[Aim]: Copy out each line below exactly as it appears.

— Start Supplied information —

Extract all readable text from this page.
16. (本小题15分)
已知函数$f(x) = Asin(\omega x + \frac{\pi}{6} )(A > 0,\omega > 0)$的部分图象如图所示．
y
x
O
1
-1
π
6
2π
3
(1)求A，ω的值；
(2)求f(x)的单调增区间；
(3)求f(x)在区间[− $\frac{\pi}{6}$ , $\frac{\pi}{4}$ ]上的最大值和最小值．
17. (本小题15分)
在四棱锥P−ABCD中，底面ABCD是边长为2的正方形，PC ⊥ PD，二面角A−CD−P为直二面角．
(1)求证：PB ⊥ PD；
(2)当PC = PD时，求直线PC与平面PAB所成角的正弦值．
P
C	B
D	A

— End Supplied information —

[Problem solution]:
Extract all readable text from this page.
16. (本小题15分)
已知函数$f(x) = Asin(\omega x + \frac{\pi}{6} )(A > 0,\omega > 0)$的部分图象如图所示．
y
x
O
1
-1
π
6
2π
3
(1)求A，ω的值；
(2)求f(x)的单调增区间；
(3)求f(x)在区间[− $\frac{\pi}{6}$ , $\frac{\pi}{4}$ ]上的最大值和最小值．
17. (本小题15分)
在四棱锥P−ABCD中，底面ABCD是边长为2的正方形，PC ⊥ PD，二面角A−CD−P为直二面角．
(1)求证：PB ⊥ PD；
(2)当PC = PD时，求直线PC与平面PAB所成角的正弦值．
P
C	B
D	A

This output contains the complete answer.